Stored data:
*****

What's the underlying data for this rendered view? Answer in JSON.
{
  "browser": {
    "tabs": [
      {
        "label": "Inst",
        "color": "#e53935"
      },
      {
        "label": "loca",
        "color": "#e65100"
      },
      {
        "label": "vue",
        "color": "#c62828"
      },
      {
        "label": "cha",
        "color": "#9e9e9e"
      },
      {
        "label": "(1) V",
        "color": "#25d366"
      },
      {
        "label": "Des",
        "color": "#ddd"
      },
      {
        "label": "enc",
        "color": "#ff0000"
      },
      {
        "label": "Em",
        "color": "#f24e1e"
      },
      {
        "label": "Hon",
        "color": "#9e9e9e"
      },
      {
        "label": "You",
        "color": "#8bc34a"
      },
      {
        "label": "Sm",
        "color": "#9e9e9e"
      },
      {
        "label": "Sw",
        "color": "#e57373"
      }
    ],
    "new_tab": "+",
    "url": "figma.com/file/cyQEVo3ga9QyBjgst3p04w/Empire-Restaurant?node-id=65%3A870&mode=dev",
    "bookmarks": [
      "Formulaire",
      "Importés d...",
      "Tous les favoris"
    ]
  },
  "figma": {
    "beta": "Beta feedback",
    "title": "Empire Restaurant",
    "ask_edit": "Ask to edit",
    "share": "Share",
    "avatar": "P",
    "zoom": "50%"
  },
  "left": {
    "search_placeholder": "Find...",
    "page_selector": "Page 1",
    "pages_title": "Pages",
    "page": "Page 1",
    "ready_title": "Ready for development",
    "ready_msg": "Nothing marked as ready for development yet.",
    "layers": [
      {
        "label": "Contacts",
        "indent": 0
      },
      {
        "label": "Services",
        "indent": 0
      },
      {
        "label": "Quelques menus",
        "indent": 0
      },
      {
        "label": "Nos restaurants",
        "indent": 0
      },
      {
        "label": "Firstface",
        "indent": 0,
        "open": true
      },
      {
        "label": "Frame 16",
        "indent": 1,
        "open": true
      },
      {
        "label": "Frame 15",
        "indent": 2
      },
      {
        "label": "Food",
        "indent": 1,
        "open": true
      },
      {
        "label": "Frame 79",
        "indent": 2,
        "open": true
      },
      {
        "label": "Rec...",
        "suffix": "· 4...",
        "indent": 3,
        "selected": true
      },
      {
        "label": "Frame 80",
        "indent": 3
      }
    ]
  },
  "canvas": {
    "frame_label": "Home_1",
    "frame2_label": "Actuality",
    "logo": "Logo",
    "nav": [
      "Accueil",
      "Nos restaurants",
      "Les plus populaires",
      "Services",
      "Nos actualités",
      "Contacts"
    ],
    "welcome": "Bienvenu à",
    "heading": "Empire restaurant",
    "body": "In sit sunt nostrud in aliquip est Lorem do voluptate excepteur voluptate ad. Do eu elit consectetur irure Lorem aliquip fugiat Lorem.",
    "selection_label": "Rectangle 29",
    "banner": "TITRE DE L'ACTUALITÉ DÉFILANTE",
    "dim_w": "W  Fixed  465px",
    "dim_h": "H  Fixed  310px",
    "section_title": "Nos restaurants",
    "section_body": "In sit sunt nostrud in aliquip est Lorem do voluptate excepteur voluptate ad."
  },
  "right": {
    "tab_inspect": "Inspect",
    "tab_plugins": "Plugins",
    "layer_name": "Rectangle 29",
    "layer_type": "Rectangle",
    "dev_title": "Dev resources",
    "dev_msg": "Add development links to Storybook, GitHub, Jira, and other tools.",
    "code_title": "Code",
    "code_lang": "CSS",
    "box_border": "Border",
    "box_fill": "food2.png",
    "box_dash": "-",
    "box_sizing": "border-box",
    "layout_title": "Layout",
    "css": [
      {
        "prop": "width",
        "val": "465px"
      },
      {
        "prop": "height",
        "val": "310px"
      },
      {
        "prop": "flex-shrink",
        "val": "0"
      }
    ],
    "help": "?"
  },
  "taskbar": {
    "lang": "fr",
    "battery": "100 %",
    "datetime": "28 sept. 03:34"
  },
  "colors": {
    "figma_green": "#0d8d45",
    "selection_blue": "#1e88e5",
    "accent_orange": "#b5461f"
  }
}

*****

■ Directions
Write every record out again, unaltered.

■ The completed task
What's the underlying data for this rendered view? Answer in JSON.
{
  "browser": {
    "tabs": [
      {
        "label": "Inst",
        "color": "#e53935"
      },
      {
        "label": "loca",
        "color": "#e65100"
      },
      {
        "label": "vue",
        "color": "#c62828"
      },
      {
        "label": "cha",
        "color": "#9e9e9e"
      },
      {
        "label": "(1) V",
        "color": "#25d366"
      },
      {
        "label": "Des",
        "color": "#ddd"
      },
      {
        "label": "enc",
        "color": "#ff0000"
      },
      {
        "label": "Em",
        "color": "#f24e1e"
      },
      {
        "label": "Hon",
        "color": "#9e9e9e"
      },
      {
        "label": "You",
        "color": "#8bc34a"
      },
      {
        "label": "Sm",
        "color": "#9e9e9e"
      },
      {
        "label": "Sw",
        "color": "#e57373"
      }
    ],
    "new_tab": "+",
    "url": "figma.com/file/cyQEVo3ga9QyBjgst3p04w/Empire-Restaurant?node-id=65%3A870&mode=dev",
    "bookmarks": [
      "Formulaire",
      "Importés d...",
      "Tous les favoris"
    ]
  },
  "figma": {
    "beta": "Beta feedback",
    "title": "Empire Restaurant",
    "ask_edit": "Ask to edit",
    "share": "Share",
    "avatar": "P",
    "zoom": "50%"
  },
  "left": {
    "search_placeholder": "Find...",
    "page_selector": "Page 1",
    "pages_title": "Pages",
    "page": "Page 1",
    "ready_title": "Ready for development",
    "ready_msg": "Nothing marked as ready for development yet.",
    "layers": [
      {
        "label": "Contacts",
        "indent": 0
      },
      {
        "label": "Services",
        "indent": 0
      },
      {
        "label": "Quelques menus",
        "indent": 0
      },
      {
        "label": "Nos restaurants",
        "indent": 0
      },
      {
        "label": "Firstface",
        "indent": 0,
        "open": true
      },
      {
        "label": "Frame 16",
        "indent": 1,
        "open": true
      },
      {
        "label": "Frame 15",
        "indent": 2
      },
      {
        "label": "Food",
        "indent": 1,
        "open": true
      },
      {
        "label": "Frame 79",
        "indent": 2,
        "open": true
      },
      {
        "label": "Rec...",
        "suffix": "· 4...",
        "indent": 3,
        "selected": true
      },
      {
        "label": "Frame 80",
        "indent": 3
      }
    ]
  },
  "canvas": {
    "frame_label": "Home_1",
    "frame2_label": "Actuality",
    "logo": "Logo",
    "nav": [
      "Accueil",
      "Nos restaurants",
      "Les plus populaires",
      "Services",
      "Nos actualités",
      "Contacts"
    ],
    "welcome": "Bienvenu à",
    "heading": "Empire restaurant",
    "body": "In sit sunt nostrud in aliquip est Lorem do voluptate excepteur voluptate ad. Do eu elit consectetur irure Lorem aliquip fugiat Lorem.",
    "selection_label": "Rectangle 29",
    "banner": "TITRE DE L'ACTUALITÉ DÉFILANTE",
    "dim_w": "W  Fixed  465px",
    "dim_h": "H  Fixed  310px",
    "section_title": "Nos restaurants",
    "section_body": "In sit sunt nostrud in aliquip est Lorem do voluptate excepteur voluptate ad."
  },
  "right": {
    "tab_inspect": "Inspect",
    "tab_plugins": "Plugins",
    "layer_name": "Rectangle 29",
    "layer_type": "Rectangle",
    "dev_title": "Dev resources",
    "dev_msg": "Add development links to Storybook, GitHub, Jira, and other tools.",
    "code_title": "Code",
    "code_lang": "CSS",
    "box_border": "Border",
    "box_fill": "food2.png",
    "box_dash": "-",
    "box_sizing": "border-box",
    "layout_title": "Layout",
    "css": [
      {
        "prop": "width",
        "val": "465px"
      },
      {
        "prop": "height",
        "val": "310px"
      },
      {
        "prop": "flex-shrink",
        "val": "0"
      }
    ],
    "help": "?"
  },
  "taskbar": {
    "lang": "fr",
    "battery": "100 %",
    "datetime": "28 sept. 03:34"
  },
  "colors": {
    "figma_green": "#0d8d45",
    "selection_blue": "#1e88e5",
    "accent_orange": "#b5461f"
  }
}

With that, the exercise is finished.